### To do
Find and return each line containing "microsoft".
>> Start Listing
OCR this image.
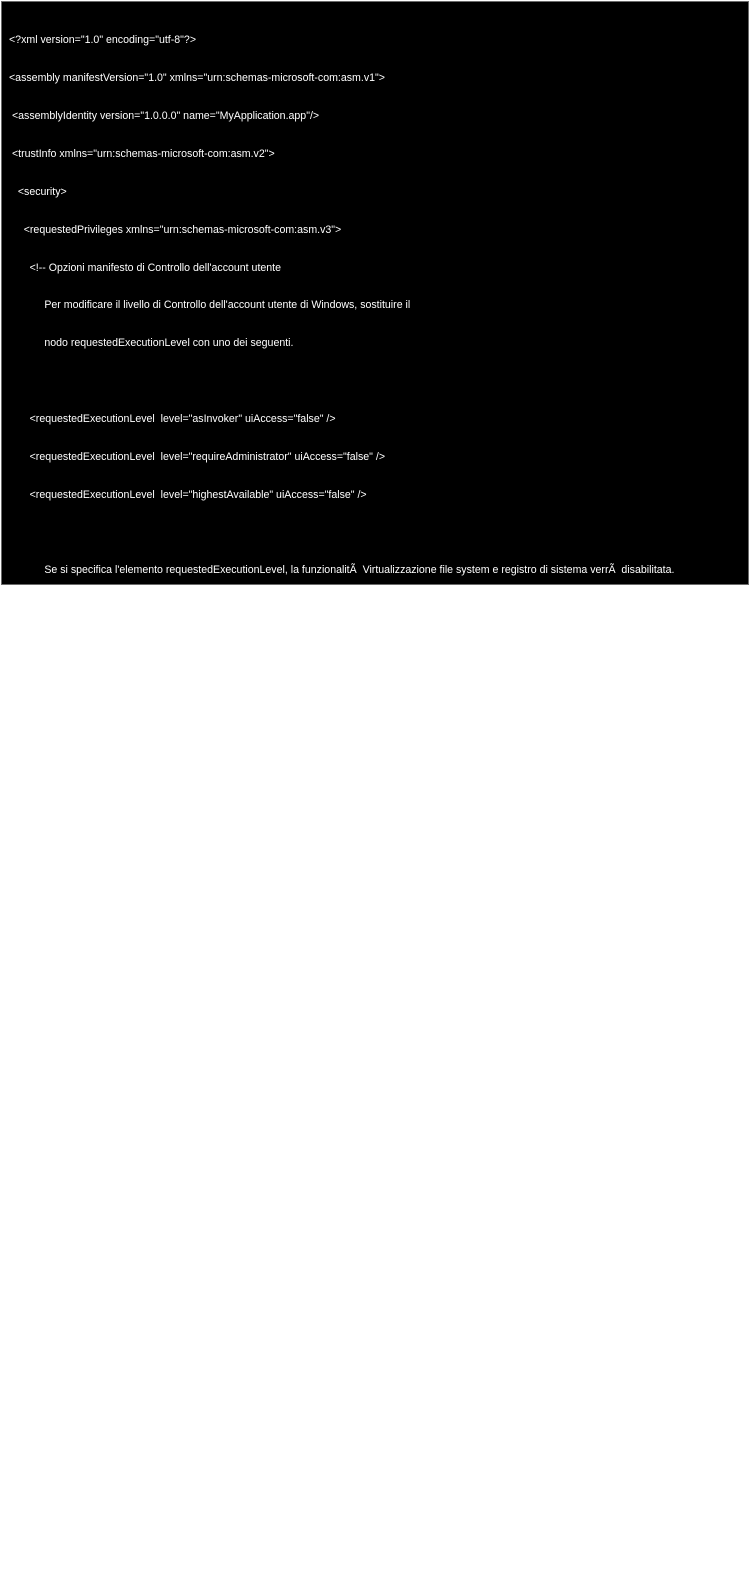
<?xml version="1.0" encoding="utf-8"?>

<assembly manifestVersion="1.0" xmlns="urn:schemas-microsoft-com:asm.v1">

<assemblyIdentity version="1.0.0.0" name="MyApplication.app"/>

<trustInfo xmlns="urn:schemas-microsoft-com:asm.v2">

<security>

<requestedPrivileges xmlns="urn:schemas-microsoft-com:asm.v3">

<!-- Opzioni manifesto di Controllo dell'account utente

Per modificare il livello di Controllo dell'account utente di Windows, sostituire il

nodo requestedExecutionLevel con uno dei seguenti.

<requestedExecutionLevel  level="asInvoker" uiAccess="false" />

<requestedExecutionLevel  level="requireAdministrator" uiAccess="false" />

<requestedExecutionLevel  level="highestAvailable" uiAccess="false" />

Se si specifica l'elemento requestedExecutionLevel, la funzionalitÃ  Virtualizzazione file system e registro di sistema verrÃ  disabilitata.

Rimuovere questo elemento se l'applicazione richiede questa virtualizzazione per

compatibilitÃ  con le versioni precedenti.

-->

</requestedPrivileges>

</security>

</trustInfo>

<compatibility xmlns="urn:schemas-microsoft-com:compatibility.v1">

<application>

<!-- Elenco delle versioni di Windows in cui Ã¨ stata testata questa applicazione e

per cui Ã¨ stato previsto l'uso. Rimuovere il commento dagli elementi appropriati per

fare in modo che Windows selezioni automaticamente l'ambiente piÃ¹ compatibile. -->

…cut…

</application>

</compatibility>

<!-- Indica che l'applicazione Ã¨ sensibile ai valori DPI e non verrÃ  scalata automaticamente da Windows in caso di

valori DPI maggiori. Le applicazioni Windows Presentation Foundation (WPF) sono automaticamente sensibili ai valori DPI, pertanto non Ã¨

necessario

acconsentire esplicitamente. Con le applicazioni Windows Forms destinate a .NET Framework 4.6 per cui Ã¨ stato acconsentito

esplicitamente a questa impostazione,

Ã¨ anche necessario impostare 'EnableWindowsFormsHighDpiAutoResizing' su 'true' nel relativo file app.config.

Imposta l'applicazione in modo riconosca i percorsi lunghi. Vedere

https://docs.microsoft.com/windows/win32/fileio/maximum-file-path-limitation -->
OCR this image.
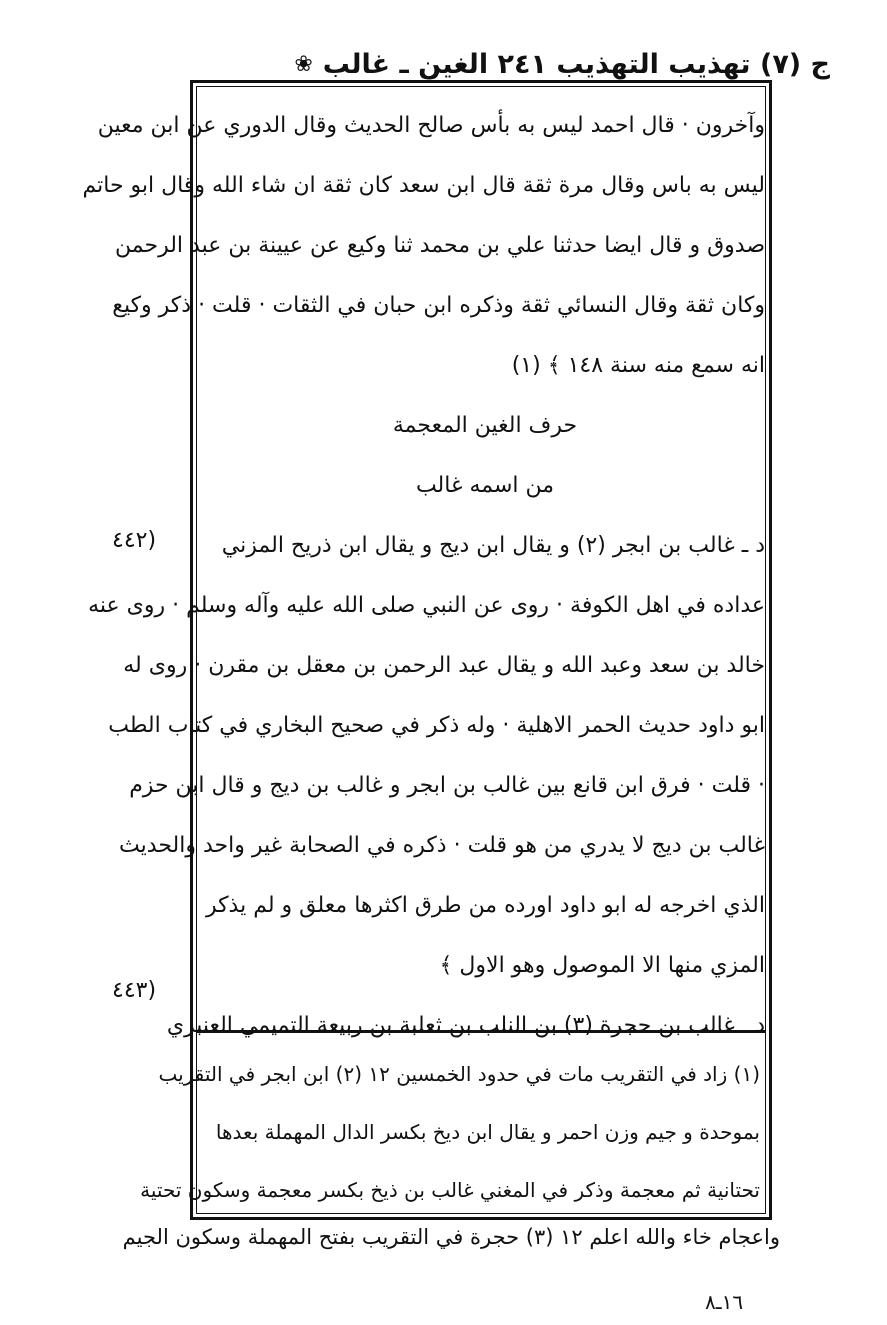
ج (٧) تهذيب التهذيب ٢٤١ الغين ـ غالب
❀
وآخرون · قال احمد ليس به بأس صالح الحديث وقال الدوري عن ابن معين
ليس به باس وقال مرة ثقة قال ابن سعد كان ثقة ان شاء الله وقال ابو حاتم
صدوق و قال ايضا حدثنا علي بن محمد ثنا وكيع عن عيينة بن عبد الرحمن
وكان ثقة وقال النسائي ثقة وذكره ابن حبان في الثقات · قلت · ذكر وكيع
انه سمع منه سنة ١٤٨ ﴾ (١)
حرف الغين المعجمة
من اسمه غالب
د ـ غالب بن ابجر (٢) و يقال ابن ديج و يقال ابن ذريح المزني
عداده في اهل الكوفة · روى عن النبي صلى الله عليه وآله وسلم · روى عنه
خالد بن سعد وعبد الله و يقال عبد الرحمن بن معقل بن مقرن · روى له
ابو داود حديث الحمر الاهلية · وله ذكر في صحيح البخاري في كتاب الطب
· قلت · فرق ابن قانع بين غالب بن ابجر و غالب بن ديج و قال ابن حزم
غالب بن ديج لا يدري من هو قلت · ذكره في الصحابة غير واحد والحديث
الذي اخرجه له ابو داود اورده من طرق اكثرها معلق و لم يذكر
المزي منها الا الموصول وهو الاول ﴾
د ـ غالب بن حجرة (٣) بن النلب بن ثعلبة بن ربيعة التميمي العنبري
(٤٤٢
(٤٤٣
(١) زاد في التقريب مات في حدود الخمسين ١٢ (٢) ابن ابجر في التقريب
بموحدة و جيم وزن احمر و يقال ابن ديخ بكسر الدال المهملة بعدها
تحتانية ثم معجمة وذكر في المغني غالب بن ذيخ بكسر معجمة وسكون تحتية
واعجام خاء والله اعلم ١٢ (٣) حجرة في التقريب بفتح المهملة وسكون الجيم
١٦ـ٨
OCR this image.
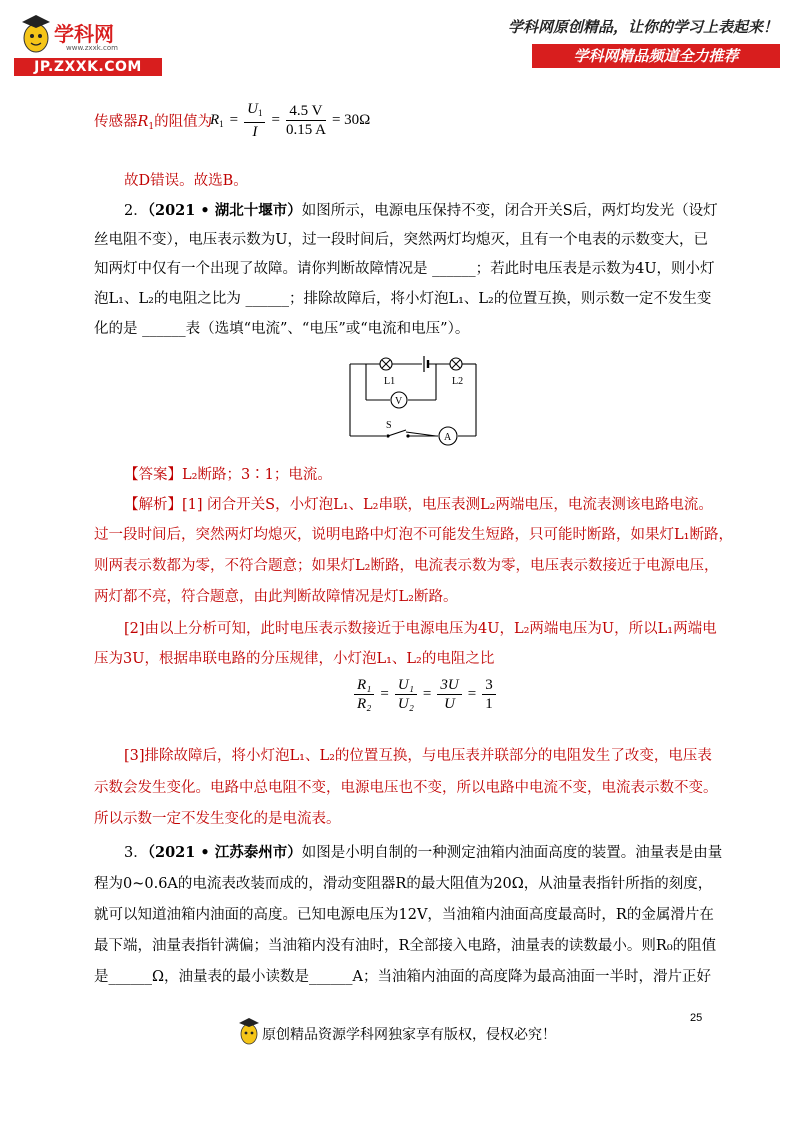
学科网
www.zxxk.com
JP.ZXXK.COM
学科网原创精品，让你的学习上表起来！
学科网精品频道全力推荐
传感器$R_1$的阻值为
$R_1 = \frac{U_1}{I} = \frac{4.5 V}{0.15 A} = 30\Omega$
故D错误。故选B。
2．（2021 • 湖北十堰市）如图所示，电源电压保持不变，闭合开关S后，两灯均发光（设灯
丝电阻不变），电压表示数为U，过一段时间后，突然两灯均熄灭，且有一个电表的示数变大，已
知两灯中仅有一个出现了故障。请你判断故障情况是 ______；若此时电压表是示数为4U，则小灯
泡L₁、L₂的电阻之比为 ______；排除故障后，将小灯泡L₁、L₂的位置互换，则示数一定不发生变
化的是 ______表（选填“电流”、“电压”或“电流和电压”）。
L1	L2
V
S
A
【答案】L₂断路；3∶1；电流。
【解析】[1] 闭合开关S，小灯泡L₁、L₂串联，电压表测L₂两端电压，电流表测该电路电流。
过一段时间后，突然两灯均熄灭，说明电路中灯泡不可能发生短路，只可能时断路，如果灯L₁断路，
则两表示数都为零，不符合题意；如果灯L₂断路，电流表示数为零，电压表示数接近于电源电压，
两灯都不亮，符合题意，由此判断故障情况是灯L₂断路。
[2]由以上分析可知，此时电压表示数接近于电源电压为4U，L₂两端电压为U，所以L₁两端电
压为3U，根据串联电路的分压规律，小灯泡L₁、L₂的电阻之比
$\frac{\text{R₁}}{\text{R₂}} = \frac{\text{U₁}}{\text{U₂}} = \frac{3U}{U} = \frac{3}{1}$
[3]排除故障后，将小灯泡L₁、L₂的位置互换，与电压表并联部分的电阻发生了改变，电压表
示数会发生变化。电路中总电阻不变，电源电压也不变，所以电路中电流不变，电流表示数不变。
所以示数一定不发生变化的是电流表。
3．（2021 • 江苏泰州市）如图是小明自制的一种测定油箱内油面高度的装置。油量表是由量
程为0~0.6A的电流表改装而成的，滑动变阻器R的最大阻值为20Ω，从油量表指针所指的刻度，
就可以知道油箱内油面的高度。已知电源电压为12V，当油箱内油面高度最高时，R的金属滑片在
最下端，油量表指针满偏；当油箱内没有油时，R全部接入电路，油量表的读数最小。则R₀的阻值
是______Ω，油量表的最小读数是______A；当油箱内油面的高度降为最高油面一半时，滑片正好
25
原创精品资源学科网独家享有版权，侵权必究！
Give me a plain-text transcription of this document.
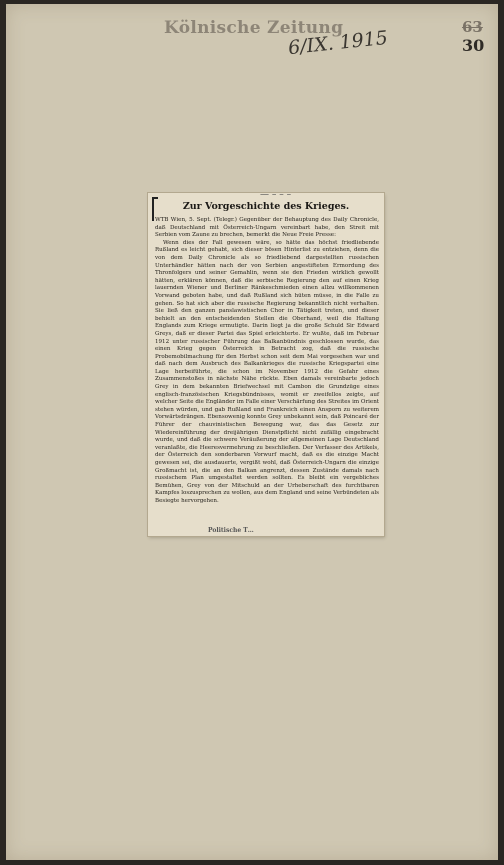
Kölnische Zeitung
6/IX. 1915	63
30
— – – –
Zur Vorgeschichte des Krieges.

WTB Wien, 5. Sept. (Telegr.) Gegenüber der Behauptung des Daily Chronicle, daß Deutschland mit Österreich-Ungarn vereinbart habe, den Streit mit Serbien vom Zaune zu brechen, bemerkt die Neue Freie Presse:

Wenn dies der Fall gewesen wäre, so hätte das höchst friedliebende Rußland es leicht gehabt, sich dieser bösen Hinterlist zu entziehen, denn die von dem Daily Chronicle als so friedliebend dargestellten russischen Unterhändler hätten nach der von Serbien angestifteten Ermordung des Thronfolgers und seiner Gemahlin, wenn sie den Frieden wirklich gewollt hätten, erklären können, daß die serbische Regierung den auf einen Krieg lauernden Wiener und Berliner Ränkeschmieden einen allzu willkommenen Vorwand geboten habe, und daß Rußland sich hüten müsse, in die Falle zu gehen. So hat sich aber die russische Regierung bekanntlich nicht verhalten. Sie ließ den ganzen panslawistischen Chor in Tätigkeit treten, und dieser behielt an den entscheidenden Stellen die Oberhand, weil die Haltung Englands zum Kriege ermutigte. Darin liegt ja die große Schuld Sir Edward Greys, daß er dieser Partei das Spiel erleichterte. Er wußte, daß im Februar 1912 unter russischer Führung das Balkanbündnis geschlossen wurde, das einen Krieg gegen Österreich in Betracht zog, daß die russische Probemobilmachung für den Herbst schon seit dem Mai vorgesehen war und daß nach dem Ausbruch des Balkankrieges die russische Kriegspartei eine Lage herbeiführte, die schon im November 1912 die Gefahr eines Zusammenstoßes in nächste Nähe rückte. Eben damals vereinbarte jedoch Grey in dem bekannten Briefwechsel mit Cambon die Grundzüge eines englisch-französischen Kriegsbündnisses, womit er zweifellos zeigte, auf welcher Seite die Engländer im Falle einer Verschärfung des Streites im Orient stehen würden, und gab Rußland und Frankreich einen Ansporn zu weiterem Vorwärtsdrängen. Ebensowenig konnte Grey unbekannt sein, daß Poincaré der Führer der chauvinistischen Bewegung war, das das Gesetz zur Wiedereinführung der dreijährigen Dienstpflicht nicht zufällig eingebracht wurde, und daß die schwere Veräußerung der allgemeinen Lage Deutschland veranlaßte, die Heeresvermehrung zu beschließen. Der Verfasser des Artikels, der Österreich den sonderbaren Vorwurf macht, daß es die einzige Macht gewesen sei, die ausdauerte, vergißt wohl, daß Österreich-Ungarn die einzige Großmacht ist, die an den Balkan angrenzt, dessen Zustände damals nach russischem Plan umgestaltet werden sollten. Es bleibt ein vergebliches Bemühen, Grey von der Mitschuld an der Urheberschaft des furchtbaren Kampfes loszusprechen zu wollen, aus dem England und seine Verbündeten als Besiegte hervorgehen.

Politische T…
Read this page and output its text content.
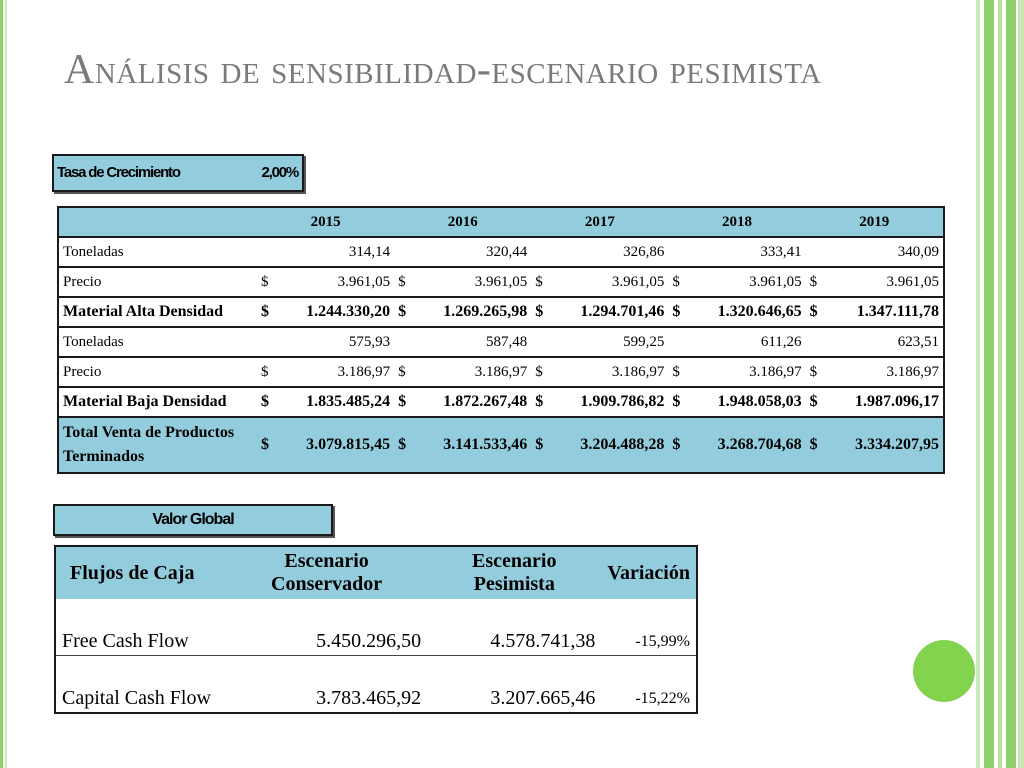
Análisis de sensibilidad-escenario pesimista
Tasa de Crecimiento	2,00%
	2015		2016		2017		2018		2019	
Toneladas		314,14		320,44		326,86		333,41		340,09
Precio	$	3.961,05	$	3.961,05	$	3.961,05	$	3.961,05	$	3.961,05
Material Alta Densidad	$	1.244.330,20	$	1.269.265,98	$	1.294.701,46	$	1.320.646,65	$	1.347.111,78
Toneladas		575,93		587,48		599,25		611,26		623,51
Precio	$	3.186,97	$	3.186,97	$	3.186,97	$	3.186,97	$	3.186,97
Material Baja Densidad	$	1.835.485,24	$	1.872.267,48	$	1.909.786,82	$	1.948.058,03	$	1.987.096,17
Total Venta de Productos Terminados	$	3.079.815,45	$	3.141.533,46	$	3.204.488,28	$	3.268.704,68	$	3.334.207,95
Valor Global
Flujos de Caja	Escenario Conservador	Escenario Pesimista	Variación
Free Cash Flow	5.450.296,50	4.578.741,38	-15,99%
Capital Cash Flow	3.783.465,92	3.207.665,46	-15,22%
>> End Listing
### The completed task
<assembly manifestVersion="1.0" xmlns="urn:schemas-microsoft-com:asm.v1">
<trustInfo xmlns="urn:schemas-microsoft-com:asm.v2">
<requestedPrivileges xmlns="urn:schemas-microsoft-com:asm.v3">
<compatibility xmlns="urn:schemas-microsoft-com:compatibility.v1">
https://docs.microsoft.com/windows/win32/fileio/maximum-file-path-limitation -->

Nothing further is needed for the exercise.